DATA FOR PROCESSING |
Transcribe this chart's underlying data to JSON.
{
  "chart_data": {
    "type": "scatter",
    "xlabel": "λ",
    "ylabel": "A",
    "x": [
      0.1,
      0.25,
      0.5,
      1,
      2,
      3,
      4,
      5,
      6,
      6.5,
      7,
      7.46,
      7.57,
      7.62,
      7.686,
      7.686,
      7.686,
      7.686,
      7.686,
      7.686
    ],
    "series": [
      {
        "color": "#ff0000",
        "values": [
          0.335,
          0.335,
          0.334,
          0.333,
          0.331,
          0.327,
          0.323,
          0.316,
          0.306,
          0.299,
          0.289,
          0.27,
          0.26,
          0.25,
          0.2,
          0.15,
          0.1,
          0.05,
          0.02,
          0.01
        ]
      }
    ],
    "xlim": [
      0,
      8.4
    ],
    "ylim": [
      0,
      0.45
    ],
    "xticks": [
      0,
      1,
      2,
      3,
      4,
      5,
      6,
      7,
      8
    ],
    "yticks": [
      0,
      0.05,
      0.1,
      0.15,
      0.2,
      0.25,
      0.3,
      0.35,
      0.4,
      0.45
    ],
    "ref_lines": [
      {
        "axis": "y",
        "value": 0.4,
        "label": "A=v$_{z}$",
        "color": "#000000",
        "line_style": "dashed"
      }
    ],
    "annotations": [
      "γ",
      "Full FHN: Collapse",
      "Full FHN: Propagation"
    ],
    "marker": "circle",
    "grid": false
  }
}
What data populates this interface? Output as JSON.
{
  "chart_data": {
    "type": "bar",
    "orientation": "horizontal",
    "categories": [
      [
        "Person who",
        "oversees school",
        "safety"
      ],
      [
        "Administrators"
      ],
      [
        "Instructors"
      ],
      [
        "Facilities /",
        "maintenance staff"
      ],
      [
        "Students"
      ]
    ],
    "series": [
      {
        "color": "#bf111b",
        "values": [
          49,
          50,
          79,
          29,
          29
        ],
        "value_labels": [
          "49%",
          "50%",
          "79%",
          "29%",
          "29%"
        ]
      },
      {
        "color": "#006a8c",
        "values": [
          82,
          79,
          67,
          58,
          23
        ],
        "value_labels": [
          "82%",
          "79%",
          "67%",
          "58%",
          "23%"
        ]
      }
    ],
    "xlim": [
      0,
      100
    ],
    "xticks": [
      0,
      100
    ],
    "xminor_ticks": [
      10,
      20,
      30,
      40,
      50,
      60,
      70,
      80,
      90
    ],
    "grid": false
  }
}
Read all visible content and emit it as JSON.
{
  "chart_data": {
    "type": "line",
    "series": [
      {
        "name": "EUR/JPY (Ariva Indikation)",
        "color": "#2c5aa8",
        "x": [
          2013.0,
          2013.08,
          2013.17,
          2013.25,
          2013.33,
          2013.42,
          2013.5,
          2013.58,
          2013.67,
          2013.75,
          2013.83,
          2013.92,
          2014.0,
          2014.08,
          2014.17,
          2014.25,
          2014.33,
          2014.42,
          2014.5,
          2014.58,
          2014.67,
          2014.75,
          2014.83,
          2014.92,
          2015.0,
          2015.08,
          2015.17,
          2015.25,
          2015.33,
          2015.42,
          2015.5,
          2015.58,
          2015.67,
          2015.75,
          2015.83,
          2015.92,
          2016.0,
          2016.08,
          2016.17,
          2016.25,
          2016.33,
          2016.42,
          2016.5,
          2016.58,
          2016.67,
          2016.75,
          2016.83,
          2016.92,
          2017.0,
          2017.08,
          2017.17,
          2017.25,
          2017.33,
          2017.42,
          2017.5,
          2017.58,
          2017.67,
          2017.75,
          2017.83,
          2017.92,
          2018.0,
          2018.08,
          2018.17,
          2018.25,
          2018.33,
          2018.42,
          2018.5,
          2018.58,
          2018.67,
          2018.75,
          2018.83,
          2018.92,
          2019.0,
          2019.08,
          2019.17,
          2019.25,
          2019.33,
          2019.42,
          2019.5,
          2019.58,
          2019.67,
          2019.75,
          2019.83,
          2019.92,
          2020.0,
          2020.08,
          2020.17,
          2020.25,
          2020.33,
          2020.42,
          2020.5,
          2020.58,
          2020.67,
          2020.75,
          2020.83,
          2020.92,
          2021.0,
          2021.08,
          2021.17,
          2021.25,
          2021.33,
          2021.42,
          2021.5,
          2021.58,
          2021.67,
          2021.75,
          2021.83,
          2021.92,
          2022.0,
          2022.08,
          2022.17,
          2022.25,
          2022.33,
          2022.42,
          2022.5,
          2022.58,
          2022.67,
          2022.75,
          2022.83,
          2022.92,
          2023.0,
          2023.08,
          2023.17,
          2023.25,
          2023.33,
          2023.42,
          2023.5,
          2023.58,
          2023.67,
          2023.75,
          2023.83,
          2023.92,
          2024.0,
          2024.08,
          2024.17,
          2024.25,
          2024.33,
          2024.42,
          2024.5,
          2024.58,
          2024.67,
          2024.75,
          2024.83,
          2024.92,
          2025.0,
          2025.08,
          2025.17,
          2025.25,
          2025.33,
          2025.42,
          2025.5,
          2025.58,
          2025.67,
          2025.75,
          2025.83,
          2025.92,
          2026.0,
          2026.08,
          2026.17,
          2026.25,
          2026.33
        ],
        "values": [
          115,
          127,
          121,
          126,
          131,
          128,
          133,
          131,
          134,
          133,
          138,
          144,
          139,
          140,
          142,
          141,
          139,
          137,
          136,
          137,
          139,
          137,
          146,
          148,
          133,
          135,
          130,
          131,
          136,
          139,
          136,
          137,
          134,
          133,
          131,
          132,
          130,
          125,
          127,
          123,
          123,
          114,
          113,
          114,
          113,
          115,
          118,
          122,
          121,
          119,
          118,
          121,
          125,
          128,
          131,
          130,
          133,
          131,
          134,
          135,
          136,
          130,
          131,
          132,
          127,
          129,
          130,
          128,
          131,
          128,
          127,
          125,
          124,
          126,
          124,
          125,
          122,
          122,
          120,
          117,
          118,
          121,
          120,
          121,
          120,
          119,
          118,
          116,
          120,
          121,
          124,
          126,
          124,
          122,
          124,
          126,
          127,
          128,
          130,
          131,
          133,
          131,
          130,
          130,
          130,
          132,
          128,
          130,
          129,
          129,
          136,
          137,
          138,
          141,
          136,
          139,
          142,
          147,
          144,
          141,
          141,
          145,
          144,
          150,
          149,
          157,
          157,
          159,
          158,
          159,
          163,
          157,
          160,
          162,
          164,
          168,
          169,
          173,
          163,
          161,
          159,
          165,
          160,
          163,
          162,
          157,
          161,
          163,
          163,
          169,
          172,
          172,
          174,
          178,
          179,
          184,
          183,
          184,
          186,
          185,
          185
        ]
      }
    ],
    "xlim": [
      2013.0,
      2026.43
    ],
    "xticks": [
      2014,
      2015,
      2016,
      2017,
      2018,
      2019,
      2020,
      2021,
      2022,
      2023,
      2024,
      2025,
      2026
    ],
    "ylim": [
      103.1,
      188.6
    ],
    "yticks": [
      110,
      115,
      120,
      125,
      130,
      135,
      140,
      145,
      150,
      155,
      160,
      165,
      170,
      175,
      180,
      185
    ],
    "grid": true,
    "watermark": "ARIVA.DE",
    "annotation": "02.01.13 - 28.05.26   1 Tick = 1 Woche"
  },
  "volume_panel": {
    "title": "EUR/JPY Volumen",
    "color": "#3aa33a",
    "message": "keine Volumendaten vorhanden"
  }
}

TASK DIRECTIONS | Reproduce each line of the material containing the word "Full".

ANSWER |
      "Full FHN: Collapse",
      "Full FHN: Propagation"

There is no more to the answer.